# [SHORT EXERCISE]
What number of lines contain the word "apply"? Reply with the number and nothing else.
--- EXERCISE MATERIAL ---
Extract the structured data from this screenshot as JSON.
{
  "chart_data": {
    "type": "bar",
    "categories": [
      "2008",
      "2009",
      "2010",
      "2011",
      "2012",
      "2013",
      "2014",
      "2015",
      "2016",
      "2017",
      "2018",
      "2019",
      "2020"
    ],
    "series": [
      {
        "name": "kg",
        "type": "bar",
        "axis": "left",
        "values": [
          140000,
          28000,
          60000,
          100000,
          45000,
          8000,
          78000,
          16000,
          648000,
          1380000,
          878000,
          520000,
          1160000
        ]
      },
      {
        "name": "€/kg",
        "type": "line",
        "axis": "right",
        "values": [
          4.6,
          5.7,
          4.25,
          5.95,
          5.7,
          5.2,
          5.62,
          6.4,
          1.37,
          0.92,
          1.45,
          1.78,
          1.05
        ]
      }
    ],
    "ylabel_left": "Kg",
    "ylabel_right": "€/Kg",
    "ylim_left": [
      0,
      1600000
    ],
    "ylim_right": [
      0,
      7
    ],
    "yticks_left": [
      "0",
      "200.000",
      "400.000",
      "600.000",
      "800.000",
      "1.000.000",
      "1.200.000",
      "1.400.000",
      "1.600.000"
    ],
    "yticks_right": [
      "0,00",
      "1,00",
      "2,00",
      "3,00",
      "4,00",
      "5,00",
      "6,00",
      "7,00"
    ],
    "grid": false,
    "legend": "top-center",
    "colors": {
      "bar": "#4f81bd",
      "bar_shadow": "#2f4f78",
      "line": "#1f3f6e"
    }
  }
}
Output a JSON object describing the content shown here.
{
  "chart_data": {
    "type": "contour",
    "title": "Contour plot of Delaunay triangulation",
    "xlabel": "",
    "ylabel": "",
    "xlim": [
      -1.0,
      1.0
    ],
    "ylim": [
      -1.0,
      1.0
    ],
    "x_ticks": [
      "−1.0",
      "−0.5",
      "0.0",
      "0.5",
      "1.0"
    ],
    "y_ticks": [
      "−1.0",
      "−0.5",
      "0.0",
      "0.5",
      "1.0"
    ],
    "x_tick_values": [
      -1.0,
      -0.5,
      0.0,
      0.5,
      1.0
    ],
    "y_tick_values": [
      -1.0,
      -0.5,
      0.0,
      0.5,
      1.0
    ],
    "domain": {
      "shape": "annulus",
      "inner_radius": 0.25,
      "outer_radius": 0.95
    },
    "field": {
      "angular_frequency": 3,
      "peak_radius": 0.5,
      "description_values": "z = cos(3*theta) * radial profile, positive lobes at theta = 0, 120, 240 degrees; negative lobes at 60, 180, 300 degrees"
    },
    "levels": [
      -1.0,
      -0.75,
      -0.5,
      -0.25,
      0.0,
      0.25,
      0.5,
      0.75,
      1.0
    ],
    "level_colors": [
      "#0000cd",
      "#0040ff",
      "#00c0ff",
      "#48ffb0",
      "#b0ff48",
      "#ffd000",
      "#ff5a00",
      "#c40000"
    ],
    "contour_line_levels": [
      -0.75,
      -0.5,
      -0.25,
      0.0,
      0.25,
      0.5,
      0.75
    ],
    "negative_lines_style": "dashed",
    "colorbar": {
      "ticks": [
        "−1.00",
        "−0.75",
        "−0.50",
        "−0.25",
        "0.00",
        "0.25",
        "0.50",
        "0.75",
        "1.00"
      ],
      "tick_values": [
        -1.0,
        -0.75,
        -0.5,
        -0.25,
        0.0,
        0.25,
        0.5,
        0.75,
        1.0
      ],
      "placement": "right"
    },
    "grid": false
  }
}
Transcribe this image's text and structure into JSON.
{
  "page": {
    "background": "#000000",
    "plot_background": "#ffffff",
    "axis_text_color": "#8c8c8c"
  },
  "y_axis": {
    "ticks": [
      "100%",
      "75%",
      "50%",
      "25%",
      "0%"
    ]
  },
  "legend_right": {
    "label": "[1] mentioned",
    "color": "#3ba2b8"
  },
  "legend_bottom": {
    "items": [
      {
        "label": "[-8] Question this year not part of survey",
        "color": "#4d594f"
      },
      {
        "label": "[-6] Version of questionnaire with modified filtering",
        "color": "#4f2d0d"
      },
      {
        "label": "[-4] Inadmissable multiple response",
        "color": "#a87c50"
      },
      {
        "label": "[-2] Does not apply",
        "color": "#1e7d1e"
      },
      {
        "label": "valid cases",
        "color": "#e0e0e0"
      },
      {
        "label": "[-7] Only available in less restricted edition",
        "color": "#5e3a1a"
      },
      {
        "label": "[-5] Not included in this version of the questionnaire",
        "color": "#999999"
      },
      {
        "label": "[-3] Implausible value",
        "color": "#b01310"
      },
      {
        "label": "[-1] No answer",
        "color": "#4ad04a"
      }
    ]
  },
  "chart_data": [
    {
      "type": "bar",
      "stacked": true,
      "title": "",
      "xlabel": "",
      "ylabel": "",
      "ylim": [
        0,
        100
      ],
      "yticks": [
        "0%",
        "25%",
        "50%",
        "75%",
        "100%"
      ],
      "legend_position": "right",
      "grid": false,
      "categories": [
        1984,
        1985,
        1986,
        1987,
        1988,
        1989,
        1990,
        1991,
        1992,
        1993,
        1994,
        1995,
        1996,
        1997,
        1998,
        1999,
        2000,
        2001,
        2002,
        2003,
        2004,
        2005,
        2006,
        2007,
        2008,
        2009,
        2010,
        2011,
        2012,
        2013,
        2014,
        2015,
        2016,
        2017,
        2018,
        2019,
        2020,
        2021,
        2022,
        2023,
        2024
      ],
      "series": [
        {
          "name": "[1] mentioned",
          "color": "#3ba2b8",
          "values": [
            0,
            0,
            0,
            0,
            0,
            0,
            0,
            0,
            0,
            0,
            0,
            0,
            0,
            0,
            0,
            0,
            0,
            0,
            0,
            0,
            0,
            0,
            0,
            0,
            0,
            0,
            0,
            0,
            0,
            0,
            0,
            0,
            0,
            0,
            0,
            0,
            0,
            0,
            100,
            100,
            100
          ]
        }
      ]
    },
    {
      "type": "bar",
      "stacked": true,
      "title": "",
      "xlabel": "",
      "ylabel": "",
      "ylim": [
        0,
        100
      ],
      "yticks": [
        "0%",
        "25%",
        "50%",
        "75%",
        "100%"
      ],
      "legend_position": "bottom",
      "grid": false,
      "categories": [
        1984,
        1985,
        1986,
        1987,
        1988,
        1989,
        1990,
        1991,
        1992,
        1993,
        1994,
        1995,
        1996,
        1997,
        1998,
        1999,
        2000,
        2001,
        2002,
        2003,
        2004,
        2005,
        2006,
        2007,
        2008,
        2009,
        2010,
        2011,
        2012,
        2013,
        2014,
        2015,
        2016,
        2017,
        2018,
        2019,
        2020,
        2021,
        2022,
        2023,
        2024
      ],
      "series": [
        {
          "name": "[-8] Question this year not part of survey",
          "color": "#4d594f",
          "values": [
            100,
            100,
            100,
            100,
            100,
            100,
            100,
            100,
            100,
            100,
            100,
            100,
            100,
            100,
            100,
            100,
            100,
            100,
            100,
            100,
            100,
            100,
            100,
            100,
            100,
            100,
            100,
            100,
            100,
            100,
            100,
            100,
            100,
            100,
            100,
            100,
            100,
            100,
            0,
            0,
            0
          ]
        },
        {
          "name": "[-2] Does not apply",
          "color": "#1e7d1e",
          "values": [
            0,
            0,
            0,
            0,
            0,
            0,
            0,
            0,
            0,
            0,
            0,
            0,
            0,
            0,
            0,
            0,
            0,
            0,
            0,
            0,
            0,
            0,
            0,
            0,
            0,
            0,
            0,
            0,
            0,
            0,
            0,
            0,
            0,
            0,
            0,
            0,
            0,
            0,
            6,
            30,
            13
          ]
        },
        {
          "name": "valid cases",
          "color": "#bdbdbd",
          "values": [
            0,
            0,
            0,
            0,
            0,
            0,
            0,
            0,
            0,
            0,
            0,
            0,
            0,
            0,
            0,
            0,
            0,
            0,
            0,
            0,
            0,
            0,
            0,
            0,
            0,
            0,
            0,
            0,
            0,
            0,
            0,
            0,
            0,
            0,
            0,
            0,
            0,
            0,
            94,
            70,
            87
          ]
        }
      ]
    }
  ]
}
---
# [RESULT FOR THIS TASK]
2